Lines of data:
┏━━
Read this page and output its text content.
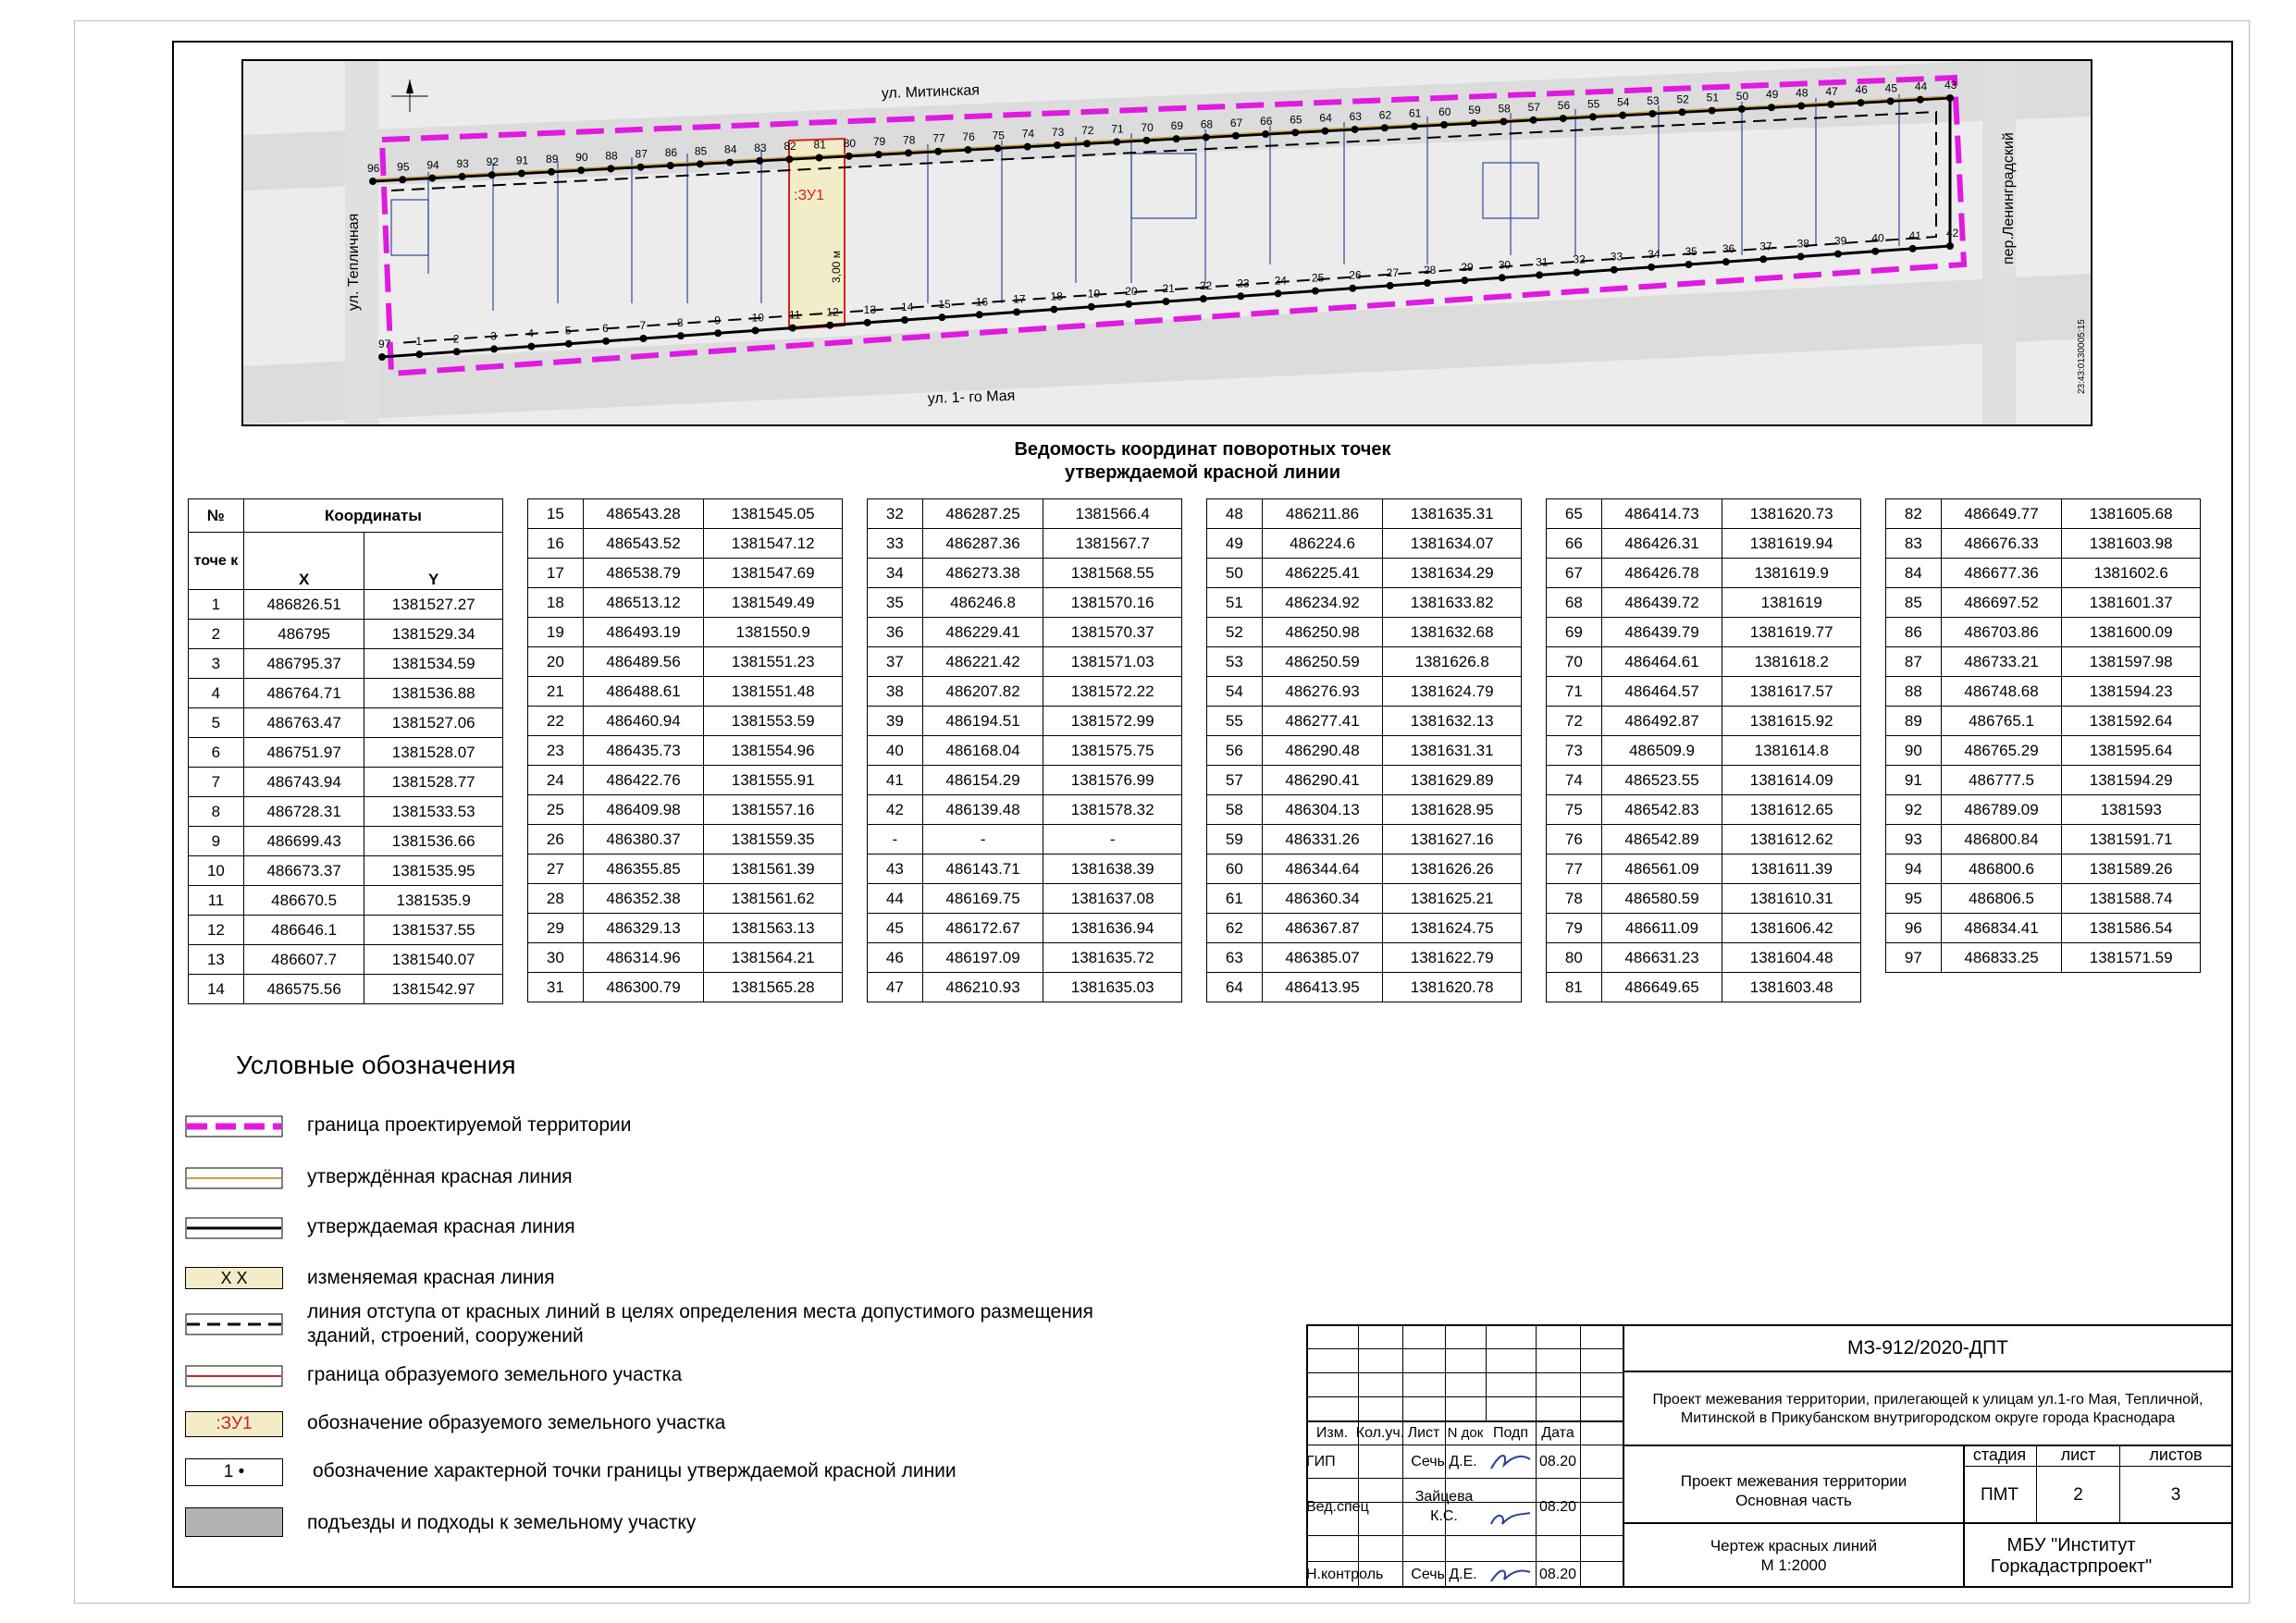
ул. Митинская
ул. 1- го Мая
ул. Тепличная	пер.Ленинградский
:ЗУ1
3,00 м
23:43:0130005:15
96 95 94 93 92 91 89 90 88 87 86 85 84 83 82 81 80 79 78 77 76 75 74 73 72 71 70 69 68 67 66 65 64 63 62 61 60 59 58 57 56 55 54 53 52 51 50 49 48 47 46 45 44 43
97 1	2	3	4	5	6	7	8	9	10 11 12 13 14 15 16 17 18 19 20 21 22 23 24 25 26 27 28 29 30 31 32 33 34 35 36 37 38 39 40 41 42
Ведомость координат поворотных точек
утверждаемой красной линии
№	Координаты	
точе к	X	Y
1	486826.51	1381527.27
2	486795	1381529.34
3	486795.37	1381534.59
4	486764.71	1381536.88
5	486763.47	1381527.06
6	486751.97	1381528.07
7	486743.94	1381528.77
8	486728.31	1381533.53
9	486699.43	1381536.66
10	486673.37	1381535.95
11	486670.5	1381535.9
12	486646.1	1381537.55
13	486607.7	1381540.07
14	486575.56	1381542.97
15	486543.28	1381545.05
16	486543.52	1381547.12
17	486538.79	1381547.69
18	486513.12	1381549.49
19	486493.19	1381550.9
20	486489.56	1381551.23
21	486488.61	1381551.48
22	486460.94	1381553.59
23	486435.73	1381554.96
24	486422.76	1381555.91
25	486409.98	1381557.16
26	486380.37	1381559.35
27	486355.85	1381561.39
28	486352.38	1381561.62
29	486329.13	1381563.13
30	486314.96	1381564.21
31	486300.79	1381565.28
32	486287.25	1381566.4
33	486287.36	1381567.7
34	486273.38	1381568.55
35	486246.8	1381570.16
36	486229.41	1381570.37
37	486221.42	1381571.03
38	486207.82	1381572.22
39	486194.51	1381572.99
40	486168.04	1381575.75
41	486154.29	1381576.99
42	486139.48	1381578.32
-	-	-
43	486143.71	1381638.39
44	486169.75	1381637.08
45	486172.67	1381636.94
46	486197.09	1381635.72
47	486210.93	1381635.03
48	486211.86	1381635.31
49	486224.6	1381634.07
50	486225.41	1381634.29
51	486234.92	1381633.82
52	486250.98	1381632.68
53	486250.59	1381626.8
54	486276.93	1381624.79
55	486277.41	1381632.13
56	486290.48	1381631.31
57	486290.41	1381629.89
58	486304.13	1381628.95
59	486331.26	1381627.16
60	486344.64	1381626.26
61	486360.34	1381625.21
62	486367.87	1381624.75
63	486385.07	1381622.79
64	486413.95	1381620.78
65	486414.73	1381620.73
66	486426.31	1381619.94
67	486426.78	1381619.9
68	486439.72	1381619
69	486439.79	1381619.77
70	486464.61	1381618.2
71	486464.57	1381617.57
72	486492.87	1381615.92
73	486509.9	1381614.8
74	486523.55	1381614.09
75	486542.83	1381612.65
76	486542.89	1381612.62
77	486561.09	1381611.39
78	486580.59	1381610.31
79	486611.09	1381606.42
80	486631.23	1381604.48
81	486649.65	1381603.48
82	486649.77	1381605.68
83	486676.33	1381603.98
84	486677.36	1381602.6
85	486697.52	1381601.37
86	486703.86	1381600.09
87	486733.21	1381597.98
88	486748.68	1381594.23
89	486765.1	1381592.64
90	486765.29	1381595.64
91	486777.5	1381594.29
92	486789.09	1381593
93	486800.84	1381591.71
94	486800.6	1381589.26
95	486806.5	1381588.74
96	486834.41	1381586.54
97	486833.25	1381571.59
Условные обозначения
граница проектируемой территории
утверждённая красная линия
утверждаемая красная линия
X X	изменяемая красная линия
линия отступа от красных линий в целях определения места допустимого размещения зданий, строений, сооружений
граница образуемого земельного участка
:ЗУ1	обозначение образуемого земельного участка
1 •	обозначение характерной точки границы утверждаемой красной линии
подъезды и подходы к земельному участку
Изм. Кол.уч. Лист N док Подп Дата
ГИП	Сечь Д.Е.	08.20
Вед.спец
Зайцева К.С.
08.20
Н.контроль	Сечь Д.Е.	08.20
МЗ-912/2020-ДПТ
Проект межевания территории, прилегающей к улицам ул.1-го Мая, Тепличной, Митинской в Прикубанском внутригородском округе города Краснодара
Проект межевания территории Основная часть
Чертеж красных линий М 1:2000
стадия	лист	листов
ПМТ	2	3
МБУ "Институт Горкадастрпроект"
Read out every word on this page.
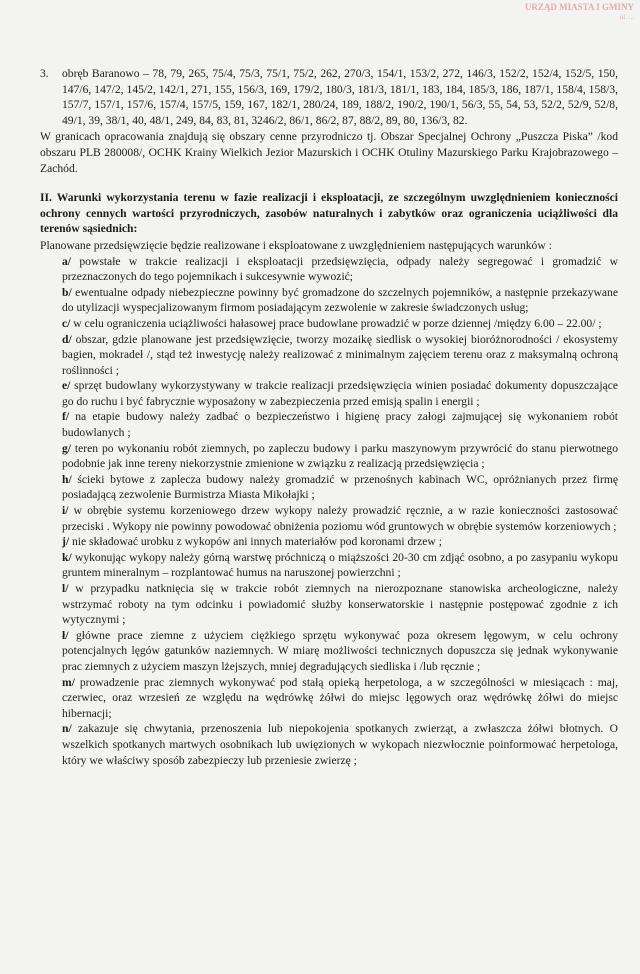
URZĄD MIASTA I GMINY
ul. ...
3.	obręb Baranowo – 78, 79, 265, 75/4, 75/3, 75/1, 75/2, 262, 270/3, 154/1, 153/2, 272, 146/3, 152/2, 152/4, 152/5, 150, 147/6, 147/2, 145/2, 142/1, 271, 155, 156/3, 169, 179/2, 180/3, 181/3, 181/1, 183, 184, 185/3, 186, 187/1, 158/4, 158/3, 157/7, 157/1, 157/6, 157/4, 157/5, 159, 167, 182/1, 280/24, 189, 188/2, 190/2, 190/1, 56/3, 55, 54, 53, 52/2, 52/9, 52/8, 49/1, 39, 38/1, 40, 48/1, 249, 84, 83, 81, 3246/2, 86/1, 86/2, 87, 88/2, 89, 80, 136/3, 82.

W granicach opracowania znajdują się obszary cenne przyrodniczo tj. Obszar Specjalnej Ochrony „Puszcza Piska” /kod obszaru PLB 280008/, OCHK Krainy Wielkich Jezior Mazurskich i OCHK Otuliny Mazurskiego Parku Krajobrazowego – Zachód.

II. Warunki wykorzystania terenu w fazie realizacji i eksploatacji, ze szczególnym uwzględnieniem konieczności ochrony cennych wartości przyrodniczych, zasobów naturalnych i zabytków oraz ograniczenia uciążliwości dla terenów sąsiednich:

Planowane przedsięwzięcie będzie realizowane i eksploatowane z uwzględnieniem następujących warunków :

a/ powstałe w trakcie realizacji i eksploatacji przedsięwzięcia, odpady należy segregować i gromadzić w przeznaczonych do tego pojemnikach i sukcesywnie wywozić;

b/ ewentualne odpady niebezpieczne powinny być gromadzone do szczelnych pojemników, a następnie przekazywane do utylizacji wyspecjalizowanym firmom posiadającym zezwolenie w zakresie świadczonych usług;

c/ w celu ograniczenia uciążliwości hałasowej prace budowlane prowadzić w porze dziennej /między 6.00 – 22.00/ ;

d/ obszar, gdzie planowane jest przedsięwzięcie, tworzy mozaikę siedlisk o wysokiej bioróżnorodności / ekosystemy bagien, mokradeł /, stąd też inwestycję należy realizować z minimalnym zajęciem terenu oraz z maksymalną ochroną roślinności ;

e/ sprzęt budowlany wykorzystywany w trakcie realizacji przedsięwzięcia winien posiadać dokumenty dopuszczające go do ruchu i być fabrycznie wyposażony w zabezpieczenia przed emisją spalin i energii ;

f/ na etapie budowy należy zadbać o bezpieczeństwo i higienę pracy załogi zajmującej się wykonaniem robót budowlanych ;

g/ teren po wykonaniu robót ziemnych, po zapleczu budowy i parku maszynowym przywrócić do stanu pierwotnego podobnie jak inne tereny niekorzystnie zmienione w związku z realizacją przedsięwzięcia ;

h/ ścieki bytowe z zaplecza budowy należy gromadzić w przenośnych kabinach WC, opróżnianych przez firmę posiadającą zezwolenie Burmistrza Miasta Mikołajki ;

i/ w obrębie systemu korzeniowego drzew wykopy należy prowadzić ręcznie, a w razie konieczności zastosować przeciski . Wykopy nie powinny powodować obniżenia poziomu wód gruntowych w obrębie systemów korzeniowych ;

j/ nie składować urobku z wykopów ani innych materiałów pod koronami drzew ;

k/ wykonując wykopy należy górną warstwę próchniczą o miąższości 20-30 cm zdjąć osobno, a po zasypaniu wykopu gruntem mineralnym – rozplantować humus na naruszonej powierzchni ;

l/ w przypadku natknięcia się w trakcie robót ziemnych na nierozpoznane stanowiska archeologiczne, należy wstrzymać roboty na tym odcinku i powiadomić służby konserwatorskie i następnie postępować zgodnie z ich wytycznymi ;

ł/ główne prace ziemne z użyciem ciężkiego sprzętu wykonywać poza okresem lęgowym, w celu ochrony potencjalnych lęgów gatunków naziemnych. W miarę możliwości technicznych dopuszcza się jednak wykonywanie prac ziemnych z użyciem maszyn lżejszych, mniej degradujących siedliska i /lub ręcznie ;

m/ prowadzenie prac ziemnych wykonywać pod stałą opieką herpetologa, a w szczególności w miesiącach : maj, czerwiec, oraz wrzesień ze względu na wędrówkę żółwi do miejsc lęgowych oraz wędrówkę żółwi do miejsc hibernacji;

n/ zakazuje się chwytania, przenoszenia lub niepokojenia spotkanych zwierząt, a zwłaszcza żółwi błotnych. O wszelkich spotkanych martwych osobnikach lub uwięzionych w wykopach niezwłocznie poinformować herpetologa, który we właściwy sposób zabezpieczy lub przeniesie zwierzę ;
┗━━
Exercise aim: Which lines in the data above contain "участка"? Show each one.

Answer to the exercise:
граница образуемого земельного участка
:ЗУ1	обозначение образуемого земельного участка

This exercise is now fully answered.